* **Material provided**

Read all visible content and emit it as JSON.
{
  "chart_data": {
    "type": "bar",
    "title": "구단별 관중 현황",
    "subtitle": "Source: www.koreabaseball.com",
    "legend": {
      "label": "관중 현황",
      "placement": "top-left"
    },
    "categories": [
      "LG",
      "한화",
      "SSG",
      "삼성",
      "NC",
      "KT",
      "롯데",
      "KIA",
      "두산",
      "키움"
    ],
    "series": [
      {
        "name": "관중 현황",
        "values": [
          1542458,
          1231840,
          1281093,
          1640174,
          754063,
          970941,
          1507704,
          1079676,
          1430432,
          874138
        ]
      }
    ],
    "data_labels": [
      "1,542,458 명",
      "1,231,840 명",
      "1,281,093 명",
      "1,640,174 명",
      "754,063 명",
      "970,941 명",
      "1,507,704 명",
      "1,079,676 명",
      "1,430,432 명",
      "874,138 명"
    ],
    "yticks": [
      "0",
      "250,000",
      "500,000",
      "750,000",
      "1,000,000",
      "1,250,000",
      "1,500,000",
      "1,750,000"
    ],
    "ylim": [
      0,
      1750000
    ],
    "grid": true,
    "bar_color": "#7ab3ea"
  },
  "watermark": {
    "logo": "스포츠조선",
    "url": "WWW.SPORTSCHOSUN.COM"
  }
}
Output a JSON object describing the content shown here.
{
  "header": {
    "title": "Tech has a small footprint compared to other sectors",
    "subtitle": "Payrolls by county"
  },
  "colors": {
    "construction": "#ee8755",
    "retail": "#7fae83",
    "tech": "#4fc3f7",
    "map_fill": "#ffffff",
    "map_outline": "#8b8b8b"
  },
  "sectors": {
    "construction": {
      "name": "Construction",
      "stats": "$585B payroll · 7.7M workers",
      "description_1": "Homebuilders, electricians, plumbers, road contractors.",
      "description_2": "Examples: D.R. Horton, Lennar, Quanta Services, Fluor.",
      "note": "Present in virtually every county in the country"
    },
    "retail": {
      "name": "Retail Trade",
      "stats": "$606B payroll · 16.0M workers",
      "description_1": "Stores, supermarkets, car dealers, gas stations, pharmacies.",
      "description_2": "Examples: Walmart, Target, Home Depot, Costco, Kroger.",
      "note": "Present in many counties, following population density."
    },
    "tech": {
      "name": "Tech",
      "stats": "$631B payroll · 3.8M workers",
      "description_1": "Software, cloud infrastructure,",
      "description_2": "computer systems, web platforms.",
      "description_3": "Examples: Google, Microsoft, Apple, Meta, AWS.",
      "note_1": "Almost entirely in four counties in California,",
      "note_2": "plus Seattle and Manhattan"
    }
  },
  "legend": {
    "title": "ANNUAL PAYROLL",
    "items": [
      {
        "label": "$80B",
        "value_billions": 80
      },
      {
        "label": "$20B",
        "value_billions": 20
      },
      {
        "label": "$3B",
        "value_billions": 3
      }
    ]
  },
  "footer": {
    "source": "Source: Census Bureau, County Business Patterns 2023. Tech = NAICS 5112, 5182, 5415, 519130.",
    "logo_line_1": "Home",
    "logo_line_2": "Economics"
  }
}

* **Requirements**
Output every line above without altering anything.

* **The reply**
Read all visible content and emit it as JSON.
{
  "chart_data": {
    "type": "bar",
    "title": "구단별 관중 현황",
    "subtitle": "Source: www.koreabaseball.com",
    "legend": {
      "label": "관중 현황",
      "placement": "top-left"
    },
    "categories": [
      "LG",
      "한화",
      "SSG",
      "삼성",
      "NC",
      "KT",
      "롯데",
      "KIA",
      "두산",
      "키움"
    ],
    "series": [
      {
        "name": "관중 현황",
        "values": [
          1542458,
          1231840,
          1281093,
          1640174,
          754063,
          970941,
          1507704,
          1079676,
          1430432,
          874138
        ]
      }
    ],
    "data_labels": [
      "1,542,458 명",
      "1,231,840 명",
      "1,281,093 명",
      "1,640,174 명",
      "754,063 명",
      "970,941 명",
      "1,507,704 명",
      "1,079,676 명",
      "1,430,432 명",
      "874,138 명"
    ],
    "yticks": [
      "0",
      "250,000",
      "500,000",
      "750,000",
      "1,000,000",
      "1,250,000",
      "1,500,000",
      "1,750,000"
    ],
    "ylim": [
      0,
      1750000
    ],
    "grid": true,
    "bar_color": "#7ab3ea"
  },
  "watermark": {
    "logo": "스포츠조선",
    "url": "WWW.SPORTSCHOSUN.COM"
  }
}
Output a JSON object describing the content shown here.
{
  "header": {
    "title": "Tech has a small footprint compared to other sectors",
    "subtitle": "Payrolls by county"
  },
  "colors": {
    "construction": "#ee8755",
    "retail": "#7fae83",
    "tech": "#4fc3f7",
    "map_fill": "#ffffff",
    "map_outline": "#8b8b8b"
  },
  "sectors": {
    "construction": {
      "name": "Construction",
      "stats": "$585B payroll · 7.7M workers",
      "description_1": "Homebuilders, electricians, plumbers, road contractors.",
      "description_2": "Examples: D.R. Horton, Lennar, Quanta Services, Fluor.",
      "note": "Present in virtually every county in the country"
    },
    "retail": {
      "name": "Retail Trade",
      "stats": "$606B payroll · 16.0M workers",
      "description_1": "Stores, supermarkets, car dealers, gas stations, pharmacies.",
      "description_2": "Examples: Walmart, Target, Home Depot, Costco, Kroger.",
      "note": "Present in many counties, following population density."
    },
    "tech": {
      "name": "Tech",
      "stats": "$631B payroll · 3.8M workers",
      "description_1": "Software, cloud infrastructure,",
      "description_2": "computer systems, web platforms.",
      "description_3": "Examples: Google, Microsoft, Apple, Meta, AWS.",
      "note_1": "Almost entirely in four counties in California,",
      "note_2": "plus Seattle and Manhattan"
    }
  },
  "legend": {
    "title": "ANNUAL PAYROLL",
    "items": [
      {
        "label": "$80B",
        "value_billions": 80
      },
      {
        "label": "$20B",
        "value_billions": 20
      },
      {
        "label": "$3B",
        "value_billions": 3
      }
    ]
  },
  "footer": {
    "source": "Source: Census Bureau, County Business Patterns 2023. Tech = NAICS 5112, 5182, 5415, 519130.",
    "logo_line_1": "Home",
    "logo_line_2": "Economics"
  }
}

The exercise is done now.